Extract each line holding the word "Year" from the entries.

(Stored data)

******

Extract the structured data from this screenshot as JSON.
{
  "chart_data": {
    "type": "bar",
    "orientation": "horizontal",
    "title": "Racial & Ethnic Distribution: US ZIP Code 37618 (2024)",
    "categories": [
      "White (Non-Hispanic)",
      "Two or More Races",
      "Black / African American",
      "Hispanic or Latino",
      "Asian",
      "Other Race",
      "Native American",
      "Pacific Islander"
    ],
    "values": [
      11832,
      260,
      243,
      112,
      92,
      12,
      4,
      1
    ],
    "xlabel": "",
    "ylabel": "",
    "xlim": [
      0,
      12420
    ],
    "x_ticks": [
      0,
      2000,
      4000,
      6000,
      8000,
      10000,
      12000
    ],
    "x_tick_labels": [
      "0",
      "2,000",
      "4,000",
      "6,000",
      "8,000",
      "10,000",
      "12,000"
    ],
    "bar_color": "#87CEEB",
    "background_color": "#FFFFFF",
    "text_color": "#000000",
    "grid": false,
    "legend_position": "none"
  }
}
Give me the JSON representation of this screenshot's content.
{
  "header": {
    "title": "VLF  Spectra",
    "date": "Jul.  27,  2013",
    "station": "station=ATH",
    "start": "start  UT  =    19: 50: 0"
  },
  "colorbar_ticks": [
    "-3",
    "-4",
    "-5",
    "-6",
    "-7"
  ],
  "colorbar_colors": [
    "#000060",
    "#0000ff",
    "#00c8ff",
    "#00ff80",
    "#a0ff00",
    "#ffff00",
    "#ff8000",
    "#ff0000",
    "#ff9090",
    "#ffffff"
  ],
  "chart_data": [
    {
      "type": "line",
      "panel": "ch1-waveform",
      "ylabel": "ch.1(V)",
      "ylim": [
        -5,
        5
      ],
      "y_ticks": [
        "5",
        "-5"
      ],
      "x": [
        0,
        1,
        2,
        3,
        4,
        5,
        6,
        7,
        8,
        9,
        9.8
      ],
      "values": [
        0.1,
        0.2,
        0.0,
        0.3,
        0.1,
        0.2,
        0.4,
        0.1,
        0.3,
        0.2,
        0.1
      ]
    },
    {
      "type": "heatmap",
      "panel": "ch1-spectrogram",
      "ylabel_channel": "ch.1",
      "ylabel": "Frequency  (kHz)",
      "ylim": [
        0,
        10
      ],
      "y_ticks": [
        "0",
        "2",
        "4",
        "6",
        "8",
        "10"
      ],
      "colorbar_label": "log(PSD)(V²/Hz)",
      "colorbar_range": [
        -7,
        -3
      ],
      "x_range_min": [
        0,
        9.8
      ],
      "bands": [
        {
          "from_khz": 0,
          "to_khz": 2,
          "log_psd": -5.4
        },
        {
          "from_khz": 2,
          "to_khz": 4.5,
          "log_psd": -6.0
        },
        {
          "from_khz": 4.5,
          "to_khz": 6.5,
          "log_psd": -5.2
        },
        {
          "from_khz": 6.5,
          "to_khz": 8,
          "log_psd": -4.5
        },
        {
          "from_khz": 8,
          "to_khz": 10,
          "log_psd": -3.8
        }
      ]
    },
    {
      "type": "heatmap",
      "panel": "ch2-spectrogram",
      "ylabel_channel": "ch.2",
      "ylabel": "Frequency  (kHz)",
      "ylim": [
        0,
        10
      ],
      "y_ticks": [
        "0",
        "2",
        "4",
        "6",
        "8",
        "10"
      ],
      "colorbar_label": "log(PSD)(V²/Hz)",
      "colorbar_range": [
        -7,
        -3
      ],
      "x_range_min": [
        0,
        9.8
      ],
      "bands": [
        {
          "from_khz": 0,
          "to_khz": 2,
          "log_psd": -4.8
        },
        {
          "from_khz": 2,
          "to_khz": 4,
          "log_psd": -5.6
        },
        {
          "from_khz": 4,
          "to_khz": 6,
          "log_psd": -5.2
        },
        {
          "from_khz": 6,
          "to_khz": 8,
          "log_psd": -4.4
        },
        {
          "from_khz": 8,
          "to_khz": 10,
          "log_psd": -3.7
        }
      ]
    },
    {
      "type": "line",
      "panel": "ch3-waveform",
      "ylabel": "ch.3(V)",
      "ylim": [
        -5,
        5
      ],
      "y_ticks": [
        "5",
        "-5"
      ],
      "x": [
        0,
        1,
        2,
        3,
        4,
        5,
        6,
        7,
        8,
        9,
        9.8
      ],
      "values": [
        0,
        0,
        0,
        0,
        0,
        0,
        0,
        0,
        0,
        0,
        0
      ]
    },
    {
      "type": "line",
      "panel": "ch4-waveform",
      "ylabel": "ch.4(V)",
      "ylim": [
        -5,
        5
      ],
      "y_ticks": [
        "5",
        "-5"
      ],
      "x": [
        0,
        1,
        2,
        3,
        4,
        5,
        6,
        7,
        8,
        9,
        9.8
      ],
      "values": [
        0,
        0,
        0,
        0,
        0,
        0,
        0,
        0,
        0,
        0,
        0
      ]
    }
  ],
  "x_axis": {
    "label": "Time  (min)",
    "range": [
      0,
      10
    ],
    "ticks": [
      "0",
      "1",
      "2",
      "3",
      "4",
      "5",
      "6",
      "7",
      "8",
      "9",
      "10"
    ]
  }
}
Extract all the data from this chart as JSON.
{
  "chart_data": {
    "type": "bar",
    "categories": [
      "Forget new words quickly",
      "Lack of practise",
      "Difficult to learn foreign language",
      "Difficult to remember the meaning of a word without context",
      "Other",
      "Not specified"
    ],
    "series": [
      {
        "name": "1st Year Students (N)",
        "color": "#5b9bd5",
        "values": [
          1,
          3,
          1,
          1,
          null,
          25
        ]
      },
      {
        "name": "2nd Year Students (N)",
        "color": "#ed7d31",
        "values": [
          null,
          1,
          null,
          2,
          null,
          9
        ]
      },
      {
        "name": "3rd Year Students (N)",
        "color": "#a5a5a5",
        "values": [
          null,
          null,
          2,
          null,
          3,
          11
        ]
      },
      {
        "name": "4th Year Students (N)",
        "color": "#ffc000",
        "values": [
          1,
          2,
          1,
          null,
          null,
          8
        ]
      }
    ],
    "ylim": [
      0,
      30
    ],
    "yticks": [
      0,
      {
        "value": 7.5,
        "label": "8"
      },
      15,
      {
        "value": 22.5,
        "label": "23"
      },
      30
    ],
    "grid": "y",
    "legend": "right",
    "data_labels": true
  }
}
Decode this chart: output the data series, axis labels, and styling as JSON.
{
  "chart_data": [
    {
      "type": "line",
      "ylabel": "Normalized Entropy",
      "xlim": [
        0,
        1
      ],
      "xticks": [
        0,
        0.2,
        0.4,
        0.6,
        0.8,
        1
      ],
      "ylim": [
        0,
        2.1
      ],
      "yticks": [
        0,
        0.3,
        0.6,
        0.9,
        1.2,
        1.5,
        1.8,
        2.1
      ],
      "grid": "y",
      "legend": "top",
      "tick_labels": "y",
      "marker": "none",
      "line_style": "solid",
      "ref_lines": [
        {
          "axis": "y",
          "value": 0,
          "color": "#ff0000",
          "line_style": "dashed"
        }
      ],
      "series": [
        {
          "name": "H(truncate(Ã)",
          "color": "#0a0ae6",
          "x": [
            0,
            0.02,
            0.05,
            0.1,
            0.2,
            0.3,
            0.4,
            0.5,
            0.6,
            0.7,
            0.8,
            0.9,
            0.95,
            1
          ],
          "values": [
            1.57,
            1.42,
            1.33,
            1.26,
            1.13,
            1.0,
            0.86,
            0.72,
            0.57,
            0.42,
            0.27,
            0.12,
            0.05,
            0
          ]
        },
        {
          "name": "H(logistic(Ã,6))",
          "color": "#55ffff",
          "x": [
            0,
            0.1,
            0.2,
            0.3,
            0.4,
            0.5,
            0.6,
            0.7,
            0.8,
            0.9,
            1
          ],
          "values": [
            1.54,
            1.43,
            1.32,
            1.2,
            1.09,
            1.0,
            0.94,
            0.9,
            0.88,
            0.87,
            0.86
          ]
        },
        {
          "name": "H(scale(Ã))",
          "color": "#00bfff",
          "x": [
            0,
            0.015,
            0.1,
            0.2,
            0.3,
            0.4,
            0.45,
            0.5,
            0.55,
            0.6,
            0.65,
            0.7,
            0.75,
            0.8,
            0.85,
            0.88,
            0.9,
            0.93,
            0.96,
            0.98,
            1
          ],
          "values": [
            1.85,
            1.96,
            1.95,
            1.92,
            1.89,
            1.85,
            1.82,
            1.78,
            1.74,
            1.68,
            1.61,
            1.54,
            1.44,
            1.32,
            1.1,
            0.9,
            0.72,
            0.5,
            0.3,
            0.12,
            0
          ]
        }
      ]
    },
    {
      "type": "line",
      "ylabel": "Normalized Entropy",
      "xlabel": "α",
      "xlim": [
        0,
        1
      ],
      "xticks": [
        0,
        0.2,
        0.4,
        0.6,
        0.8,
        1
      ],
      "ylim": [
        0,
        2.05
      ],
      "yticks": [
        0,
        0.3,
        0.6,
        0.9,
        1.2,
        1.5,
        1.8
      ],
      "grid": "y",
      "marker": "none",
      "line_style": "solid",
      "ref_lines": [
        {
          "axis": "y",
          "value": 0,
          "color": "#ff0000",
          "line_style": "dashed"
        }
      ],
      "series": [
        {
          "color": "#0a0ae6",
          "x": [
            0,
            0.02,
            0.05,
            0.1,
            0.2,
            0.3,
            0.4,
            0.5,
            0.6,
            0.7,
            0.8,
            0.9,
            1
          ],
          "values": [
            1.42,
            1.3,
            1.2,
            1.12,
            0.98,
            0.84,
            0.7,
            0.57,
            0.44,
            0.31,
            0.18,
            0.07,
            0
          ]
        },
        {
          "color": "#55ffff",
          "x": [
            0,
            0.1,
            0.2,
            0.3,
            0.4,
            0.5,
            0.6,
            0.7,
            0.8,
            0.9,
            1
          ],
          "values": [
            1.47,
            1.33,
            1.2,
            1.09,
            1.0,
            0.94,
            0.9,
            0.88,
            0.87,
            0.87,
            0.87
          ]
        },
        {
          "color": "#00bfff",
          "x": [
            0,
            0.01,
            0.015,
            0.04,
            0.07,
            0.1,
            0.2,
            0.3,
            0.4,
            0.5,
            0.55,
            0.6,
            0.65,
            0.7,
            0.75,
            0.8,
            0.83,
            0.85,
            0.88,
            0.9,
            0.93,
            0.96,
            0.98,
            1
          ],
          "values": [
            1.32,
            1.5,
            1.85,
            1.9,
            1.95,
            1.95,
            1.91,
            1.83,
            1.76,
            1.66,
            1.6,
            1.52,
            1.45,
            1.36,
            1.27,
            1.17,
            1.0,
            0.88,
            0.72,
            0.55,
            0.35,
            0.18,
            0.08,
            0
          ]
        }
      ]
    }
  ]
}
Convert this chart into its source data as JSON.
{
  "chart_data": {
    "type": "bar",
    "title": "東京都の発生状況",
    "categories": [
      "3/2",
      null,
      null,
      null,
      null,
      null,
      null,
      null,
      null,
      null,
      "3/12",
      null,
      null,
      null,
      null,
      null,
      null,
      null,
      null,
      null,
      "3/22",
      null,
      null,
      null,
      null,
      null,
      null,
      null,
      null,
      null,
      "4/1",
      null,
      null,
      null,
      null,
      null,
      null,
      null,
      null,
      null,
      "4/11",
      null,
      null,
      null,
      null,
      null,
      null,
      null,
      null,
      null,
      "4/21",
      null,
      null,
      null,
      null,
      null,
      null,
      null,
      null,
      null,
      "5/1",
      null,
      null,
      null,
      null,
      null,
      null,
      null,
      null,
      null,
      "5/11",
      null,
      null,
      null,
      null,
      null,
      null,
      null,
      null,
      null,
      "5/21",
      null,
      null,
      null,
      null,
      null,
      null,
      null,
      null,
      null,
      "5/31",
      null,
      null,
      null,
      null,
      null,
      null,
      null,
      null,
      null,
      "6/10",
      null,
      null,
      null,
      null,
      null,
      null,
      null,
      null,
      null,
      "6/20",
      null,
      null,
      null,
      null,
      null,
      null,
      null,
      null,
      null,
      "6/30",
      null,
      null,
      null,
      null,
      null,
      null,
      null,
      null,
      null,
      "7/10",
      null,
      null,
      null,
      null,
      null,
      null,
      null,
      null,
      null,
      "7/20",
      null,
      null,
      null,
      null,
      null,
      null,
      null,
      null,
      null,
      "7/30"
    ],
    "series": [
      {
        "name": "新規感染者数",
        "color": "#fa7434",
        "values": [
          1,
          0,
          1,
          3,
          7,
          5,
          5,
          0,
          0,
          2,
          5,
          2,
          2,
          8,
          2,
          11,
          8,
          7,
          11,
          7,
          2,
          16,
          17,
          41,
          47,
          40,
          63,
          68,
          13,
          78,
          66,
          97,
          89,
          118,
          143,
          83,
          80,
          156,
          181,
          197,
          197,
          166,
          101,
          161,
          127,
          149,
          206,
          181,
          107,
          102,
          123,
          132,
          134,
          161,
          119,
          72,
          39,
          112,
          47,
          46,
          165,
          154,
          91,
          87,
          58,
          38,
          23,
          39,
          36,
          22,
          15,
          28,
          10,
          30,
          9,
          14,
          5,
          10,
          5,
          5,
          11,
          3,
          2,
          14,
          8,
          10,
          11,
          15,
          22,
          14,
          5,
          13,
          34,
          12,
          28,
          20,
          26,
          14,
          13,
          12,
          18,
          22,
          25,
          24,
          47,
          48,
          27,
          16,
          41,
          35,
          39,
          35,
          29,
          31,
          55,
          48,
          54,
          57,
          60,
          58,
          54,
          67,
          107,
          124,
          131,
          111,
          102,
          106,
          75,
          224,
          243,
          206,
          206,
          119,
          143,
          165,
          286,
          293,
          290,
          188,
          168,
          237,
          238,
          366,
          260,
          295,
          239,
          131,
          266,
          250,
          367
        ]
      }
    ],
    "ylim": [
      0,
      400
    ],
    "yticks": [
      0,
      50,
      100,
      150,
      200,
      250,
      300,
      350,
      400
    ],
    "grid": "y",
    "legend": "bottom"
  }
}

******

■ **Complete response**
        "name": "1st Year Students (N)",
        "name": "2nd Year Students (N)",
        "name": "3rd Year Students (N)",
        "name": "4th Year Students (N)",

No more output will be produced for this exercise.